Assalamu’alaikum wr.wb.,
Puji syukur kita
panjatkan kehadirat Allah Swt. Karena atas berkat rahmat, taufik, hidayah, dan
kesehatan-Nyalah, kita dapat berkumpul di tempat yang sederhana namun sangatlah
bermanfaat ini.
Tak henti-hentinya pula
kita kirimkan shalawat dan salam terhangat bagi Rasulullah Saw. Karena ianya
pula kita semua dapat keluar dari alam yang gelap, kelam, hitam, dan pekat,
menuju alam yang indah, terang benderang, nan menawan.
Teman-temanku saya
banggakan, tahukah kamu apa senjata yang paling ampuh untuk manaklukkan dunia?
Dan apa pula kendaraan yang menawan tuk bertamasyah ke akhirat? Ya, ilmulah itu.
Dalam KBBI, ilmu adalah
pengetahuan yang diperoleh melalui metode ilmiah. Dengan serangkain percobaan
maka pengetahuan pun dipatenkan menjadi ilmu pengetahuan.
Contohnya begini, kita
semua tahu bahwa air jika mendidih pastilah panas. Ini yang disebut
pengetahuan. Namun, untuk mengetahui seberapa panas suhu air ketika mendidih,
kita melakukan penelitian, maka didapatilah air mendidih pada suhu 100° C.
inilah yang disebut ilmu pengetahuan.
Ilmu senantiasa tumbuh
dan berkembang, ilmu itu haruslah berguna dan dapat dipraktekkan untuk
kehidupan sehari-hari, serta ilmu tersebut untuk kesejahteraan umat manusia.
Dalam islam, Al quran dan
sunnah, merupakan sandaran paling hakiki dari semua ilmu pengetahuan. Tidak
saja menjadi sandaran dan sumber, tapi sekaligus menjadi perintah dan orientasi
kehidupan.
Teman-teman, Imam syafi’I
suatu ketika menggubah syair. Sebuah syair tentang para pencari ilmu dan
syarat-syarat memperoleh ilmu. Kata Iman Syafi’I, tidaklah mungkin ilmu
didapat, kecuali dengan enam syarat. Enam syarat itu ialahdzaka, hirsh,
ishtibar, bulghah, irsyadu ustadzin, dan zaman.

* [BAHAN YANG DISEDIAKAN]:

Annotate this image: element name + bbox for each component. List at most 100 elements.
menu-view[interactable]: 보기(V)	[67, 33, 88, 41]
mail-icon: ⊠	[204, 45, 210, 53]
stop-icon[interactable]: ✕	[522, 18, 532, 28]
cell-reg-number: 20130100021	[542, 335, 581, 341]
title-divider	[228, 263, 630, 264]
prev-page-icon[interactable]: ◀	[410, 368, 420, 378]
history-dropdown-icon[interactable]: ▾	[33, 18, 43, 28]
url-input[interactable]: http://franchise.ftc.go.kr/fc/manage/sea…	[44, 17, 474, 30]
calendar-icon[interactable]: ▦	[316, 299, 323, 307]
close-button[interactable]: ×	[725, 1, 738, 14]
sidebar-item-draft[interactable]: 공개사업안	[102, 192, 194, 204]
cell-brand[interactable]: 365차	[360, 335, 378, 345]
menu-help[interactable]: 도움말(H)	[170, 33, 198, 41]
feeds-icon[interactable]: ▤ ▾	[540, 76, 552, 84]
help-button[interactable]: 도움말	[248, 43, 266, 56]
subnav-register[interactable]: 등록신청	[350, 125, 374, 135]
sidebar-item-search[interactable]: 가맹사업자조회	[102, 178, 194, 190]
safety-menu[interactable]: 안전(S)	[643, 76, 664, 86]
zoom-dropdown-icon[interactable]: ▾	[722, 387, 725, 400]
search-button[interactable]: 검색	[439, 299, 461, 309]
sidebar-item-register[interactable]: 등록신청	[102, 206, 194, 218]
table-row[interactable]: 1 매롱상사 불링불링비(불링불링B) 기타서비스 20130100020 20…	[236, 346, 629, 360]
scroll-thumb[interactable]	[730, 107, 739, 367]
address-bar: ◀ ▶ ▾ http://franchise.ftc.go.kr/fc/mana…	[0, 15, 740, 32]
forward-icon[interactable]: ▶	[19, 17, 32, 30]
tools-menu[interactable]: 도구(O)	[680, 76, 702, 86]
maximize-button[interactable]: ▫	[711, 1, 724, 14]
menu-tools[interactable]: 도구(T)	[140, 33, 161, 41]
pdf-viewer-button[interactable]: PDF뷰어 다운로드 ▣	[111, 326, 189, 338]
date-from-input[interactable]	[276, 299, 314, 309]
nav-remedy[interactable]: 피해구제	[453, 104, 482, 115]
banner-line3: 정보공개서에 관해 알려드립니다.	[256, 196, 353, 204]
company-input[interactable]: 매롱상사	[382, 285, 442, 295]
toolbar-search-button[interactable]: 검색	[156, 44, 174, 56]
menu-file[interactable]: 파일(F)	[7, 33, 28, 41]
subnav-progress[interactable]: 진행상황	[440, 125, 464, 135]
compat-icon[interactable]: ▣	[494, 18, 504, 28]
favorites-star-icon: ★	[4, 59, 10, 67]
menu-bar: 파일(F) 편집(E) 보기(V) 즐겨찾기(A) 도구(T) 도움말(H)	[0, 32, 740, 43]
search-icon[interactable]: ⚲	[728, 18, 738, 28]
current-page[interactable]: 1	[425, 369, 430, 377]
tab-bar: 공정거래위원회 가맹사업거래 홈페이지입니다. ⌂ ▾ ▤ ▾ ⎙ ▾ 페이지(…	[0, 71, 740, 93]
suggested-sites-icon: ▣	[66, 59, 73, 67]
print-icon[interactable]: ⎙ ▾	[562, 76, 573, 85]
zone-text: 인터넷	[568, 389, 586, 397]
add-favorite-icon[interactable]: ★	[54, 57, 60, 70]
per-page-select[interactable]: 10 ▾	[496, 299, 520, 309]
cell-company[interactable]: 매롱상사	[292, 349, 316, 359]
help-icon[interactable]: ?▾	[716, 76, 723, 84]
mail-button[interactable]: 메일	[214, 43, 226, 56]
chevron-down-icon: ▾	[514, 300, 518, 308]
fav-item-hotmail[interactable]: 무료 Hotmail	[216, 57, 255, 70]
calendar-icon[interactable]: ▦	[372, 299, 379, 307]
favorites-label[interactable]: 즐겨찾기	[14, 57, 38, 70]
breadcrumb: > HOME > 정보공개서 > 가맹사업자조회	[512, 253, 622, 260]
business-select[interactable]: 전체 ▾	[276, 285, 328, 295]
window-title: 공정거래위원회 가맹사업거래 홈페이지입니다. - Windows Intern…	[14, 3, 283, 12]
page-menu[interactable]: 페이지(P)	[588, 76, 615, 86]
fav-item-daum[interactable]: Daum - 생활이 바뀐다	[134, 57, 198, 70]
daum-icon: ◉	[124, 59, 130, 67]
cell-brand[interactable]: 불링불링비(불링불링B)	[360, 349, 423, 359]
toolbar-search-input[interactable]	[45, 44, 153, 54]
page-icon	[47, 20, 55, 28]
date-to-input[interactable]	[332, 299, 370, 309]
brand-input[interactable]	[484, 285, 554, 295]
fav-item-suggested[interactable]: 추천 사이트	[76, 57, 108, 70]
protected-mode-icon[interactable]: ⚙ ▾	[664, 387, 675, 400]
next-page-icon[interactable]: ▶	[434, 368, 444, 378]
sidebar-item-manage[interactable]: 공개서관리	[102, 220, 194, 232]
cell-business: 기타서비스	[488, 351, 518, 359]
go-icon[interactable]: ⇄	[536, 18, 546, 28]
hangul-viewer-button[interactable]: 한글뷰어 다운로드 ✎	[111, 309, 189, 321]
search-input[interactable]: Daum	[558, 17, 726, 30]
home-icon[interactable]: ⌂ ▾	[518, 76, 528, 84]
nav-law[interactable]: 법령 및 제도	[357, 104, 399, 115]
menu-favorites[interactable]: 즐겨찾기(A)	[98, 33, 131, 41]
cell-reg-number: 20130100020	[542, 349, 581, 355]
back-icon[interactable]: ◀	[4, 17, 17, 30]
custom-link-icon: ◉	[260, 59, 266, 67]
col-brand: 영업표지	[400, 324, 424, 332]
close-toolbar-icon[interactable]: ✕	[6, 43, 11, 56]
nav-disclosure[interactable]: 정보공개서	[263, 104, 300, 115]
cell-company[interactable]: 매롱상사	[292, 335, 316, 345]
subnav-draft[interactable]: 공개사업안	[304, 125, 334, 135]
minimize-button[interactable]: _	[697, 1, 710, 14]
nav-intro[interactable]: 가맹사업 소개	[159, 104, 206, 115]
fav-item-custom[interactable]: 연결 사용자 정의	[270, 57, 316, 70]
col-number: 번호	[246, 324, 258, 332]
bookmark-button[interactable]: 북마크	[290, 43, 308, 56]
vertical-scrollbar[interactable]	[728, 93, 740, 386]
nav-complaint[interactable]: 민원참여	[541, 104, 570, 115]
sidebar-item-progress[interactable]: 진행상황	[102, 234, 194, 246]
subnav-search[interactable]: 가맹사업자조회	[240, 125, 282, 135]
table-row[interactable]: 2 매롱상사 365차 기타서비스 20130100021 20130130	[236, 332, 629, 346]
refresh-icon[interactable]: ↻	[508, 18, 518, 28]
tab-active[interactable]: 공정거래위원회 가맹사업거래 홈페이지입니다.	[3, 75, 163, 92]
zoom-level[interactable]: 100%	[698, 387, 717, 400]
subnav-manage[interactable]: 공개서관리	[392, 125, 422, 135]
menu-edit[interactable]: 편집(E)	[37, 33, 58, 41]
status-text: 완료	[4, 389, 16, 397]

* [SOAL LATIHAN]:
[A] Salin baris data tanpa perubahan apa pun. Mulailah dari baris data pertama dan berhentilah setelah baris yang memuat "18, 43, 28]".
[B] Tolong lanjutkan teks tentang ilmu, dimulai setelah kalimat terakhirnya.
Teks tentang ilmu dan baris data tidak saling berhubungan.

* [JAWABAN PER SOAL]:
[A]
Annotate this image: element name + bbox for each component. List at most 100 elements.
menu-view[interactable]: 보기(V)	[67, 33, 88, 41]
mail-icon: ⊠	[204, 45, 210, 53]
stop-icon[interactable]: ✕	[522, 18, 532, 28]
cell-reg-number: 20130100021	[542, 335, 581, 341]
title-divider	[228, 263, 630, 264]
prev-page-icon[interactable]: ◀	[410, 368, 420, 378]
history-dropdown-icon[interactable]: ▾	[33, 18, 43, 28]

[B]
Bagaimanapun, seorang
pencari ilmu, kata Iman Syafi’I, harus memiliki kecerdasan, dzaka. Dzaka adalah
syarat yang tak bisa ditawar. Begitu pula hirz, seorang pencari ilmu harus
pula memiliki semangat yang tinggi untuk belajar. Tanpa semangat, seorang
pencari ilmu hanya akan tenggelam dalam cita-cita palsunya yang tak pernah
selesai dibangun. Kecerdasan dan semangat saja, tak cukup untuk mendapatkan
ilmu yang sempurna. Para pencari ilmu harus membekali diri mereka dengan ishtibarin,
kesabaran yang luas layaknya samudera. Karena semangat tanpa kesabaran hanya
akan membuat pencari ilmu muda terjerembab pada keputusasaan.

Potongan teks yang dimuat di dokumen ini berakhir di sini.